The entries need to be copied exactly.
##### Information provided
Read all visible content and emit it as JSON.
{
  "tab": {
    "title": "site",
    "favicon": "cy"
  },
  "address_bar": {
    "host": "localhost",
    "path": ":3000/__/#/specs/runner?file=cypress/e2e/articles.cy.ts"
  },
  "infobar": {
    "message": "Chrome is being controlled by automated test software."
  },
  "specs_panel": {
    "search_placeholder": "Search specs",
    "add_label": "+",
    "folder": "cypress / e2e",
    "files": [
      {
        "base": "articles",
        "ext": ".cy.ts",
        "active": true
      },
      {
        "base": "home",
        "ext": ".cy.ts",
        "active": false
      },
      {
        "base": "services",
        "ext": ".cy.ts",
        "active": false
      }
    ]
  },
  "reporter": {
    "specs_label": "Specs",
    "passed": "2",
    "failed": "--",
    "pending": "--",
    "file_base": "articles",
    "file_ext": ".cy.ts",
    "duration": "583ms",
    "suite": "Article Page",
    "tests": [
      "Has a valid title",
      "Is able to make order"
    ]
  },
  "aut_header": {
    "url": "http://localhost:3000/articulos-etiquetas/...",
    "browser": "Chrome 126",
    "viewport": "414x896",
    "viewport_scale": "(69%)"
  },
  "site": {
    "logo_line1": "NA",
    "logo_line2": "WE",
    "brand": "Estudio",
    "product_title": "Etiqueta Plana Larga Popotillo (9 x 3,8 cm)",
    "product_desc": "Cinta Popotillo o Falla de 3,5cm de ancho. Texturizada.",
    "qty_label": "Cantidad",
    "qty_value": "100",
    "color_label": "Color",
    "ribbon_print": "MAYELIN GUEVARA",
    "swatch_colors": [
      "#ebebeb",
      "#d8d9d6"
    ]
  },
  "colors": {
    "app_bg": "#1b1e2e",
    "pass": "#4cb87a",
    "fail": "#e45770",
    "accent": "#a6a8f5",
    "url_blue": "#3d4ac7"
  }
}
##########
Solution -
Read all visible content and emit it as JSON.
{
  "tab": {
    "title": "site",
    "favicon": "cy"
  },
  "address_bar": {
    "host": "localhost",
    "path": ":3000/__/#/specs/runner?file=cypress/e2e/articles.cy.ts"
  },
  "infobar": {
    "message": "Chrome is being controlled by automated test software."
  },
  "specs_panel": {
    "search_placeholder": "Search specs",
    "add_label": "+",
    "folder": "cypress / e2e",
    "files": [
      {
        "base": "articles",
        "ext": ".cy.ts",
        "active": true
      },
      {
        "base": "home",
        "ext": ".cy.ts",
        "active": false
      },
      {
        "base": "services",
        "ext": ".cy.ts",
        "active": false
      }
    ]
  },
  "reporter": {
    "specs_label": "Specs",
    "passed": "2",
    "failed": "--",
    "pending": "--",
    "file_base": "articles",
    "file_ext": ".cy.ts",
    "duration": "583ms",
    "suite": "Article Page",
    "tests": [
      "Has a valid title",
      "Is able to make order"
    ]
  },
  "aut_header": {
    "url": "http://localhost:3000/articulos-etiquetas/...",
    "browser": "Chrome 126",
    "viewport": "414x896",
    "viewport_scale": "(69%)"
  },
  "site": {
    "logo_line1": "NA",
    "logo_line2": "WE",
    "brand": "Estudio",
    "product_title": "Etiqueta Plana Larga Popotillo (9 x 3,8 cm)",
    "product_desc": "Cinta Popotillo o Falla de 3,5cm de ancho. Texturizada.",
    "qty_label": "Cantidad",
    "qty_value": "100",
    "color_label": "Color",
    "ribbon_print": "MAYELIN GUEVARA",
    "swatch_colors": [
      "#ebebeb",
      "#d8d9d6"
    ]
  },
  "colors": {
    "app_bg": "#1b1e2e",
    "pass": "#4cb87a",
    "fail": "#e45770",
    "accent": "#a6a8f5",
    "url_blue": "#3d4ac7"
  }
}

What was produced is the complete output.